→ Exercise aim: Rewrite the stretch from the start of the material through the line containing "folder-entry: ▭ Videos/ [529,380,633,404]", replacing "entry-name" with "item-name" and changing nothing else.

[Start Dataset rows]

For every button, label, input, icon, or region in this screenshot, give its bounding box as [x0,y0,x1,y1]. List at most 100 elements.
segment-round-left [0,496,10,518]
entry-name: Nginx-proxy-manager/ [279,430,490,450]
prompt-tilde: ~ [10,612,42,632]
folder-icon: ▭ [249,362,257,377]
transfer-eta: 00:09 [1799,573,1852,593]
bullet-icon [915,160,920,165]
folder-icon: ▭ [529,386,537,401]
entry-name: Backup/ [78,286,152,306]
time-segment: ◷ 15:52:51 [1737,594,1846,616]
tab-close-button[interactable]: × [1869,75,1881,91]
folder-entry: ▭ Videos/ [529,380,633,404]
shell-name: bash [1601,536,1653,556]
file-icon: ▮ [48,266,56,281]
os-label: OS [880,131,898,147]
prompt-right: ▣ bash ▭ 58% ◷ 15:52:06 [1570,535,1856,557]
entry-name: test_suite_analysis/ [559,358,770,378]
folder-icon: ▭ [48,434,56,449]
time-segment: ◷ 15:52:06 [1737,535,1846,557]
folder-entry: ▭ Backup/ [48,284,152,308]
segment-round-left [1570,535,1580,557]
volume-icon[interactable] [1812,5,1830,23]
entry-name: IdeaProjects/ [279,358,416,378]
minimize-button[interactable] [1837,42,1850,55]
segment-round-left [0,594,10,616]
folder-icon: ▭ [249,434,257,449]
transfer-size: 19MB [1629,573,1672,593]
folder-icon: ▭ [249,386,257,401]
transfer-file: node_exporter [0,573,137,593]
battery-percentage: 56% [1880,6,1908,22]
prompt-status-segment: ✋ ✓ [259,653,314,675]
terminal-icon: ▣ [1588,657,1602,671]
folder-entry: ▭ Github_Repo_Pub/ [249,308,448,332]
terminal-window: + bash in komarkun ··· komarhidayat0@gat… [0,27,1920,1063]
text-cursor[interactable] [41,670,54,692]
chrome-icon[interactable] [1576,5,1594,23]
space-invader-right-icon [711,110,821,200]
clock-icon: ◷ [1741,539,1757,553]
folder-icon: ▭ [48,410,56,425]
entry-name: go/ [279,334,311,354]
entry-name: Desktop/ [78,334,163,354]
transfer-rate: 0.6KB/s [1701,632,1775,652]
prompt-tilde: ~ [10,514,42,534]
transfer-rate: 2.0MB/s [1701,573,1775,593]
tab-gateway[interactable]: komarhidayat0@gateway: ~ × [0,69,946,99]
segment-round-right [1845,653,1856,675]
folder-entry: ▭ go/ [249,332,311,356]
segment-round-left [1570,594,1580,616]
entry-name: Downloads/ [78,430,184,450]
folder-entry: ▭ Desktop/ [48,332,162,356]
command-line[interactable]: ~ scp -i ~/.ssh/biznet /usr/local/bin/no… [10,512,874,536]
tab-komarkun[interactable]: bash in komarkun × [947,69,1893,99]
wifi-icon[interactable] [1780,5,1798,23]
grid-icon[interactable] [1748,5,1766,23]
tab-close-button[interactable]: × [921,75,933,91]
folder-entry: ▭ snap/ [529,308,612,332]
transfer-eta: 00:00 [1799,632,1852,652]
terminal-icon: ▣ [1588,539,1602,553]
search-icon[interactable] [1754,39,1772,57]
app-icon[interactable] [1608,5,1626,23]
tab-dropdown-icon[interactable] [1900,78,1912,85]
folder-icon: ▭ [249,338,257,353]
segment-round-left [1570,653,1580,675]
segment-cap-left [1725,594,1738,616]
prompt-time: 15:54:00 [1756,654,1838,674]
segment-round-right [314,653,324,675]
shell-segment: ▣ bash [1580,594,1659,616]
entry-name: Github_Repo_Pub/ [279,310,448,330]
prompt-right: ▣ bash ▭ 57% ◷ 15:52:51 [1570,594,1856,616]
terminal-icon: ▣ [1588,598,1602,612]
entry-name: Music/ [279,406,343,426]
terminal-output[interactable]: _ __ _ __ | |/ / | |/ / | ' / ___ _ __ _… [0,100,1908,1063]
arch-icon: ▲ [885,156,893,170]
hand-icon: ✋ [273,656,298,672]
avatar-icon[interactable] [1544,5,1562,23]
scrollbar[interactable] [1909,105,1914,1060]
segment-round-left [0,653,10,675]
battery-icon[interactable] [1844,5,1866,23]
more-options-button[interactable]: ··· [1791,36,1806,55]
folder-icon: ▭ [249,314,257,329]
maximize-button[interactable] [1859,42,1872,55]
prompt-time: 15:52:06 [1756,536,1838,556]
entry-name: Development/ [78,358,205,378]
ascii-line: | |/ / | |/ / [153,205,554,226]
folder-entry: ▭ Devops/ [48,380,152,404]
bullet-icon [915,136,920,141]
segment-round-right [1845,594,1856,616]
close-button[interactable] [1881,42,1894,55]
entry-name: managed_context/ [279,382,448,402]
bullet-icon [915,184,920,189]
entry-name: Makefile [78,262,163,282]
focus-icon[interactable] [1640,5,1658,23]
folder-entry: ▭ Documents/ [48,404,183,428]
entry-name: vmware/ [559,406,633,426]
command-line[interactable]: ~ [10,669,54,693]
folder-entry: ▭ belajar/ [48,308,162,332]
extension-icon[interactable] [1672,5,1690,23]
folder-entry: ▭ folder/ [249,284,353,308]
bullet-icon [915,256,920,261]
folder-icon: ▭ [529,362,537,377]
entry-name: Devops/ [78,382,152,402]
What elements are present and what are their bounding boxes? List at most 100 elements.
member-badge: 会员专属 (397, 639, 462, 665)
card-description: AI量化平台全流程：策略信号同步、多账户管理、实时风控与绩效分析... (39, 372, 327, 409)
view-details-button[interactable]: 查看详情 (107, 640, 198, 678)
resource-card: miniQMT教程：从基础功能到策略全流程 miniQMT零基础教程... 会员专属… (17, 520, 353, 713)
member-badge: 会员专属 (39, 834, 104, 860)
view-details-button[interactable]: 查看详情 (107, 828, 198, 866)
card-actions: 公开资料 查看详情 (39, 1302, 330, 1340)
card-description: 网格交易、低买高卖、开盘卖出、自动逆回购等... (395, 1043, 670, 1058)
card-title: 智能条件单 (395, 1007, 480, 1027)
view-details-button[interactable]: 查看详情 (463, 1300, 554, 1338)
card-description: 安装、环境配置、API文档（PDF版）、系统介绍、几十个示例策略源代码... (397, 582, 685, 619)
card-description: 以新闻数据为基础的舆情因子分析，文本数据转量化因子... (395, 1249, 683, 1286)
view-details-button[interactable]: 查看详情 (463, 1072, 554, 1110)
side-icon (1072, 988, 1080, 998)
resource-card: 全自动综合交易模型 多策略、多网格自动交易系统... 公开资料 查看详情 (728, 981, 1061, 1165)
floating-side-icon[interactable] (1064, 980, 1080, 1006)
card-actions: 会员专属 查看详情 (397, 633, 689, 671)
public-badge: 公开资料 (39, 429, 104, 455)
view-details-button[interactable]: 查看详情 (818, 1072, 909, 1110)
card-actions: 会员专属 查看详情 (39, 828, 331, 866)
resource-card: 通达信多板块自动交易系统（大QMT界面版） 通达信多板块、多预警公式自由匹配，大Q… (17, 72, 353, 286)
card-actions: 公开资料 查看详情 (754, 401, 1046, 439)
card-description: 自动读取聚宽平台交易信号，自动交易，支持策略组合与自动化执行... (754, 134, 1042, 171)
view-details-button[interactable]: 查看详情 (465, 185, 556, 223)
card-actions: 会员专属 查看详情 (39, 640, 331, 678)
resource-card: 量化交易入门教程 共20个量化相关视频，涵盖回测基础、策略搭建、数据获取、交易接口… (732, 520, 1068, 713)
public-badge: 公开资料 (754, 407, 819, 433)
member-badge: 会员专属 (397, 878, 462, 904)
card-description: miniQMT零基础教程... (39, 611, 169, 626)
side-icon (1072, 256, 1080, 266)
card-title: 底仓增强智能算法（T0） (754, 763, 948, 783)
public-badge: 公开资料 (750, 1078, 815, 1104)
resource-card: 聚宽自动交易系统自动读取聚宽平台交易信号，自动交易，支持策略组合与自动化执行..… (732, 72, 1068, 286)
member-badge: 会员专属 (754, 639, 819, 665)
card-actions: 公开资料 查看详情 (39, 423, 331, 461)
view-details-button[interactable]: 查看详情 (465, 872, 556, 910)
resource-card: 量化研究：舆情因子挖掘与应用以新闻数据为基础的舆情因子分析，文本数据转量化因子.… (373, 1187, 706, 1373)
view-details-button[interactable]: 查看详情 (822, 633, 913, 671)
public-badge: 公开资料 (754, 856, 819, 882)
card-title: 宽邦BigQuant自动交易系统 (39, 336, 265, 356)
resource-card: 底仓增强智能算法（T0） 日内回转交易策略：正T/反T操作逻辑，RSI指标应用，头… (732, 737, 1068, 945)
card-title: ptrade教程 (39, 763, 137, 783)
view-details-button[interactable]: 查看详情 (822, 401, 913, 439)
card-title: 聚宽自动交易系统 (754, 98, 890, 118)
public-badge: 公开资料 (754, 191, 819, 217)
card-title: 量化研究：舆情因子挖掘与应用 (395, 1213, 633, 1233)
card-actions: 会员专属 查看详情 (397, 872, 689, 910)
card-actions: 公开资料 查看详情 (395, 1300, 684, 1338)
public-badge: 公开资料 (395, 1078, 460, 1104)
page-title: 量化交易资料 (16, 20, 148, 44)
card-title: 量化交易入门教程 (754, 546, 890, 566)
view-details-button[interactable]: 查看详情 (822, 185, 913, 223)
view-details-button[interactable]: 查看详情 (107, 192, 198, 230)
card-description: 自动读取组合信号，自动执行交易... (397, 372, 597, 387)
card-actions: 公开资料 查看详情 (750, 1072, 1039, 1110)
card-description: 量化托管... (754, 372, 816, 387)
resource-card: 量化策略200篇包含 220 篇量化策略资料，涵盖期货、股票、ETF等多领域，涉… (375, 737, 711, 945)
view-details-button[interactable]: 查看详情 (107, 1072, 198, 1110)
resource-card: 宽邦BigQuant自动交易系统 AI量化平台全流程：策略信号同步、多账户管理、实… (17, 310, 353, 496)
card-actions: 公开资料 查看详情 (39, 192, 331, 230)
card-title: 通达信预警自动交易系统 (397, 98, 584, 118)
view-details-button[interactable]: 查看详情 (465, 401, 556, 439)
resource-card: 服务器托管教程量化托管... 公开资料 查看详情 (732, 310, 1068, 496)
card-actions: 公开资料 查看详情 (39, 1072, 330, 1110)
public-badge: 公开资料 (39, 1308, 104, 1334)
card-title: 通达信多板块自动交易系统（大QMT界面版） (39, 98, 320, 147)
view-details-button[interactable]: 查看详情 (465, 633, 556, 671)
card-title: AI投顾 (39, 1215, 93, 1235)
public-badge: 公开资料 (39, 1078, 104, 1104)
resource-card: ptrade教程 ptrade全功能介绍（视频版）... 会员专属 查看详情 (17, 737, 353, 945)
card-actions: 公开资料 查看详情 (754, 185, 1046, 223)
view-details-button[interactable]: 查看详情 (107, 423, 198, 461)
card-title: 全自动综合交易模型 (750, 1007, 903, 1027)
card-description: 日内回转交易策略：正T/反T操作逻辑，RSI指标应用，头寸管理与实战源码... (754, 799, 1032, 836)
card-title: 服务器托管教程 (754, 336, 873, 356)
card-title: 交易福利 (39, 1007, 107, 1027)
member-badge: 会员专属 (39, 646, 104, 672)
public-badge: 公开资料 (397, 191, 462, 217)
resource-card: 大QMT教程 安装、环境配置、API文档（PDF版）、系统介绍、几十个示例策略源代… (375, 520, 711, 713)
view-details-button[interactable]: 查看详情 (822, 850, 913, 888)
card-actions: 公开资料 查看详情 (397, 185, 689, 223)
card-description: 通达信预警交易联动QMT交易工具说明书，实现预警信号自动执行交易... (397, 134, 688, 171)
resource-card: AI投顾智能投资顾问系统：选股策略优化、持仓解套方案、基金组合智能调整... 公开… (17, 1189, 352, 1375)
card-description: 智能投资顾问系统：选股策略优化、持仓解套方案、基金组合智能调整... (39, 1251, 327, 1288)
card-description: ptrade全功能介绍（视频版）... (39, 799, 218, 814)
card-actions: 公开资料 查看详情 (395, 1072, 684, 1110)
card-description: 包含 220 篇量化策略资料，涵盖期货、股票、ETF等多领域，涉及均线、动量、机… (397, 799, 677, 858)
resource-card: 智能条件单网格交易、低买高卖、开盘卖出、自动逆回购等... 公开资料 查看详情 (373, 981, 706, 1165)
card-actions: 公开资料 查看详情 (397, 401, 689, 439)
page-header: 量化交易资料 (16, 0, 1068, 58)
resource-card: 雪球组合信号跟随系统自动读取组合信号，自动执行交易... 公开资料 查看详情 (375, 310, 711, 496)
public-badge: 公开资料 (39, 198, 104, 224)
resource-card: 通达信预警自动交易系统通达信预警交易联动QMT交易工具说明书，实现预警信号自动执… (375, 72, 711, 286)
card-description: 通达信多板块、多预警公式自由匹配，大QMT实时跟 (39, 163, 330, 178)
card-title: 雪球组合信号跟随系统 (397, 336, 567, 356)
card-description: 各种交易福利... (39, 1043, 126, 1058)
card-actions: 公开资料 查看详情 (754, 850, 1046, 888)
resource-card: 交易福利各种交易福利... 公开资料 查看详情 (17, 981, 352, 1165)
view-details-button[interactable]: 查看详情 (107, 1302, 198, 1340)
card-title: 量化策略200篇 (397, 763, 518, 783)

[End Dataset rows]

→ Result of the exercise:
For every button, label, input, icon, or region in this screenshot, give its bounding box as [x0,y0,x1,y1]. List at most 100 elements.
segment-round-left [0,496,10,518]
item-name: Nginx-proxy-manager/ [279,430,490,450]
prompt-tilde: ~ [10,612,42,632]
folder-icon: ▭ [249,362,257,377]
transfer-eta: 00:09 [1799,573,1852,593]
bullet-icon [915,160,920,165]
folder-icon: ▭ [529,386,537,401]
item-name: Backup/ [78,286,152,306]
time-segment: ◷ 15:52:51 [1737,594,1846,616]
tab-close-button[interactable]: × [1869,75,1881,91]
folder-entry: ▭ Videos/ [529,380,633,404]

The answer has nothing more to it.